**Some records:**

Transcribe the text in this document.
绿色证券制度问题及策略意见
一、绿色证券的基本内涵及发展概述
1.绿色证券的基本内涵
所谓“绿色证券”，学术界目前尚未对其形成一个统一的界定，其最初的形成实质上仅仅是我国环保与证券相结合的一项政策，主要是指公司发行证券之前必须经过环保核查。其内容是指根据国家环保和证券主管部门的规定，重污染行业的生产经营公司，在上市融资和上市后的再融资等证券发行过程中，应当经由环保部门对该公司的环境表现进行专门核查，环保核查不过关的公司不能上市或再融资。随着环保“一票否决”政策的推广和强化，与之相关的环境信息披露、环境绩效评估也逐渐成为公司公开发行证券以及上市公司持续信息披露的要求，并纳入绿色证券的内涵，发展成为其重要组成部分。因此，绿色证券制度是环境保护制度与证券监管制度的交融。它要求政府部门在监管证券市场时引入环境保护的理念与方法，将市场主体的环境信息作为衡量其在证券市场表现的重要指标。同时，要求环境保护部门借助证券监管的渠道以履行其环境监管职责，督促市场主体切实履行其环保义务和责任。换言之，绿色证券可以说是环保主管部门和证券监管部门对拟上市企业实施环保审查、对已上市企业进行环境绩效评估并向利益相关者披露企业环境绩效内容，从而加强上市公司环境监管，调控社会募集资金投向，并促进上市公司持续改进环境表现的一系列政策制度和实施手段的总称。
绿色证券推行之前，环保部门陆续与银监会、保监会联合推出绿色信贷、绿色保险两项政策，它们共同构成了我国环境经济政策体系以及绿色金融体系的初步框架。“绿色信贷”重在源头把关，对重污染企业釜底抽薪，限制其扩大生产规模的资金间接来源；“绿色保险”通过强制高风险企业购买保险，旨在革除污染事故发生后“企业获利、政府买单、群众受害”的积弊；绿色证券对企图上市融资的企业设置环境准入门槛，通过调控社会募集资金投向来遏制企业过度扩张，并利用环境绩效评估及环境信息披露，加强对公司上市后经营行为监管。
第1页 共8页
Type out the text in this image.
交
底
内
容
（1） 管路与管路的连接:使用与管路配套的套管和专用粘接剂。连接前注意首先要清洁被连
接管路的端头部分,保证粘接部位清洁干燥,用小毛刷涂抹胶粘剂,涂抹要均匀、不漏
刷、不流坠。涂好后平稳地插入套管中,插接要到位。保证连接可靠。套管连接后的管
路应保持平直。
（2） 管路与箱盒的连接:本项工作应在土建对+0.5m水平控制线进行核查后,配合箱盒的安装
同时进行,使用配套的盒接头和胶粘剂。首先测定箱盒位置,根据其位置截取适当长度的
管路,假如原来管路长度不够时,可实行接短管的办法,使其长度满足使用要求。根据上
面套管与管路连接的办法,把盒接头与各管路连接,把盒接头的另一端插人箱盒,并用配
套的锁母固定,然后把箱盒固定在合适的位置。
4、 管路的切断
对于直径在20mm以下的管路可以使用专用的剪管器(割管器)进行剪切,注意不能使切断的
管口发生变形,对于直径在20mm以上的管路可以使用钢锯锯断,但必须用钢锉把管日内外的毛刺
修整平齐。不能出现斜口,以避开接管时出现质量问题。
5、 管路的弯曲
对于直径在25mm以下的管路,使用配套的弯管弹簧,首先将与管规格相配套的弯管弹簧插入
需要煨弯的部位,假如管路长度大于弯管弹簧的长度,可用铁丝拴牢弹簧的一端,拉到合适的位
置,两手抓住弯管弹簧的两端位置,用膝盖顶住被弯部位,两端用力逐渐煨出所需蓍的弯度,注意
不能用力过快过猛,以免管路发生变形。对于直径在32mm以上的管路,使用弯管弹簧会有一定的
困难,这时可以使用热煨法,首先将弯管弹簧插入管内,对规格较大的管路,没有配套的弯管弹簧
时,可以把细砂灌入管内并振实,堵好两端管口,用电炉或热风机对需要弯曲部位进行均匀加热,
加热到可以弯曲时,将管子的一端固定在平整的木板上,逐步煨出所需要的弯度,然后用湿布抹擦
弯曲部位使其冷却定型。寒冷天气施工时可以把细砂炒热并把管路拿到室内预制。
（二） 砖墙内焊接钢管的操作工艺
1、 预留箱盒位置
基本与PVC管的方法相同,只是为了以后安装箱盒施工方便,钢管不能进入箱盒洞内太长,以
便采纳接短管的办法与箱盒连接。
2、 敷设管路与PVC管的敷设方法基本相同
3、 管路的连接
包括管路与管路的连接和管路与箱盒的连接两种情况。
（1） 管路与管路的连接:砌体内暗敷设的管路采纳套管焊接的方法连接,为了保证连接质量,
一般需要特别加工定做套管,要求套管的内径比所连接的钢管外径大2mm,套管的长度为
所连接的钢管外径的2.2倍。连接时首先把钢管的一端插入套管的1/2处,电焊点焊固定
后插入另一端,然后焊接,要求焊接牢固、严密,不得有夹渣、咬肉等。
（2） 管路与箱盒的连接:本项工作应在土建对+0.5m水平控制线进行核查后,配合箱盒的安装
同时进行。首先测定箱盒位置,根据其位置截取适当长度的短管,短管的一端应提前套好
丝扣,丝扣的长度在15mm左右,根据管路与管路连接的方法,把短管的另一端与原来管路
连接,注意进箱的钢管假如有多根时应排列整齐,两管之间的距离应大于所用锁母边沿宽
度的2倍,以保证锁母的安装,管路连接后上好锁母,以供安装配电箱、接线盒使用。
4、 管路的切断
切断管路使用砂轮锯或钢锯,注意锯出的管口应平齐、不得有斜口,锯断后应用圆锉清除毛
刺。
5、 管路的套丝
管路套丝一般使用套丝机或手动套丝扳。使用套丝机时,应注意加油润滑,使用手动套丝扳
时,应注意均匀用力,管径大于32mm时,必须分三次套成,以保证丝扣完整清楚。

**Request:**
Every entry should be printed again exactly as it stands.

**Exercise solution:**
Transcribe the text in this document.
绿色证券制度问题及策略意见
一、绿色证券的基本内涵及发展概述
1.绿色证券的基本内涵
所谓“绿色证券”，学术界目前尚未对其形成一个统一的界定，其最初的形成实质上仅仅是我国环保与证券相结合的一项政策，主要是指公司发行证券之前必须经过环保核查。其内容是指根据国家环保和证券主管部门的规定，重污染行业的生产经营公司，在上市融资和上市后的再融资等证券发行过程中，应当经由环保部门对该公司的环境表现进行专门核查，环保核查不过关的公司不能上市或再融资。随着环保“一票否决”政策的推广和强化，与之相关的环境信息披露、环境绩效评估也逐渐成为公司公开发行证券以及上市公司持续信息披露的要求，并纳入绿色证券的内涵，发展成为其重要组成部分。因此，绿色证券制度是环境保护制度与证券监管制度的交融。它要求政府部门在监管证券市场时引入环境保护的理念与方法，将市场主体的环境信息作为衡量其在证券市场表现的重要指标。同时，要求环境保护部门借助证券监管的渠道以履行其环境监管职责，督促市场主体切实履行其环保义务和责任。换言之，绿色证券可以说是环保主管部门和证券监管部门对拟上市企业实施环保审查、对已上市企业进行环境绩效评估并向利益相关者披露企业环境绩效内容，从而加强上市公司环境监管，调控社会募集资金投向，并促进上市公司持续改进环境表现的一系列政策制度和实施手段的总称。
绿色证券推行之前，环保部门陆续与银监会、保监会联合推出绿色信贷、绿色保险两项政策，它们共同构成了我国环境经济政策体系以及绿色金融体系的初步框架。“绿色信贷”重在源头把关，对重污染企业釜底抽薪，限制其扩大生产规模的资金间接来源；“绿色保险”通过强制高风险企业购买保险，旨在革除污染事故发生后“企业获利、政府买单、群众受害”的积弊；绿色证券对企图上市融资的企业设置环境准入门槛，通过调控社会募集资金投向来遏制企业过度扩张，并利用环境绩效评估及环境信息披露，加强对公司上市后经营行为监管。
第1页 共8页
Type out the text in this image.
交
底
内
容
（1） 管路与管路的连接:使用与管路配套的套管和专用粘接剂。连接前注意首先要清洁被连
接管路的端头部分,保证粘接部位清洁干燥,用小毛刷涂抹胶粘剂,涂抹要均匀、不漏
刷、不流坠。涂好后平稳地插入套管中,插接要到位。保证连接可靠。套管连接后的管
路应保持平直。
（2） 管路与箱盒的连接:本项工作应在土建对+0.5m水平控制线进行核查后,配合箱盒的安装
同时进行,使用配套的盒接头和胶粘剂。首先测定箱盒位置,根据其位置截取适当长度的
管路,假如原来管路长度不够时,可实行接短管的办法,使其长度满足使用要求。根据上
面套管与管路连接的办法,把盒接头与各管路连接,把盒接头的另一端插人箱盒,并用配
套的锁母固定,然后把箱盒固定在合适的位置。
4、 管路的切断
对于直径在20mm以下的管路可以使用专用的剪管器(割管器)进行剪切,注意不能使切断的
管口发生变形,对于直径在20mm以上的管路可以使用钢锯锯断,但必须用钢锉把管日内外的毛刺
修整平齐。不能出现斜口,以避开接管时出现质量问题。
5、 管路的弯曲
对于直径在25mm以下的管路,使用配套的弯管弹簧,首先将与管规格相配套的弯管弹簧插入
需要煨弯的部位,假如管路长度大于弯管弹簧的长度,可用铁丝拴牢弹簧的一端,拉到合适的位
置,两手抓住弯管弹簧的两端位置,用膝盖顶住被弯部位,两端用力逐渐煨出所需蓍的弯度,注意
不能用力过快过猛,以免管路发生变形。对于直径在32mm以上的管路,使用弯管弹簧会有一定的
困难,这时可以使用热煨法,首先将弯管弹簧插入管内,对规格较大的管路,没有配套的弯管弹簧
时,可以把细砂灌入管内并振实,堵好两端管口,用电炉或热风机对需要弯曲部位进行均匀加热,
加热到可以弯曲时,将管子的一端固定在平整的木板上,逐步煨出所需要的弯度,然后用湿布抹擦
弯曲部位使其冷却定型。寒冷天气施工时可以把细砂炒热并把管路拿到室内预制。
（二） 砖墙内焊接钢管的操作工艺
1、 预留箱盒位置
基本与PVC管的方法相同,只是为了以后安装箱盒施工方便,钢管不能进入箱盒洞内太长,以
便采纳接短管的办法与箱盒连接。
2、 敷设管路与PVC管的敷设方法基本相同
3、 管路的连接
包括管路与管路的连接和管路与箱盒的连接两种情况。
（1） 管路与管路的连接:砌体内暗敷设的管路采纳套管焊接的方法连接,为了保证连接质量,
一般需要特别加工定做套管,要求套管的内径比所连接的钢管外径大2mm,套管的长度为
所连接的钢管外径的2.2倍。连接时首先把钢管的一端插入套管的1/2处,电焊点焊固定
后插入另一端,然后焊接,要求焊接牢固、严密,不得有夹渣、咬肉等。
（2） 管路与箱盒的连接:本项工作应在土建对+0.5m水平控制线进行核查后,配合箱盒的安装
同时进行。首先测定箱盒位置,根据其位置截取适当长度的短管,短管的一端应提前套好
丝扣,丝扣的长度在15mm左右,根据管路与管路连接的方法,把短管的另一端与原来管路
连接,注意进箱的钢管假如有多根时应排列整齐,两管之间的距离应大于所用锁母边沿宽
度的2倍,以保证锁母的安装,管路连接后上好锁母,以供安装配电箱、接线盒使用。
4、 管路的切断
切断管路使用砂轮锯或钢锯,注意锯出的管口应平齐、不得有斜口,锯断后应用圆锉清除毛
刺。
5、 管路的套丝
管路套丝一般使用套丝机或手动套丝扳。使用套丝机时,应注意加油润滑,使用手动套丝扳
时,应注意均匀用力,管径大于32mm时,必须分三次套成,以保证丝扣完整清楚。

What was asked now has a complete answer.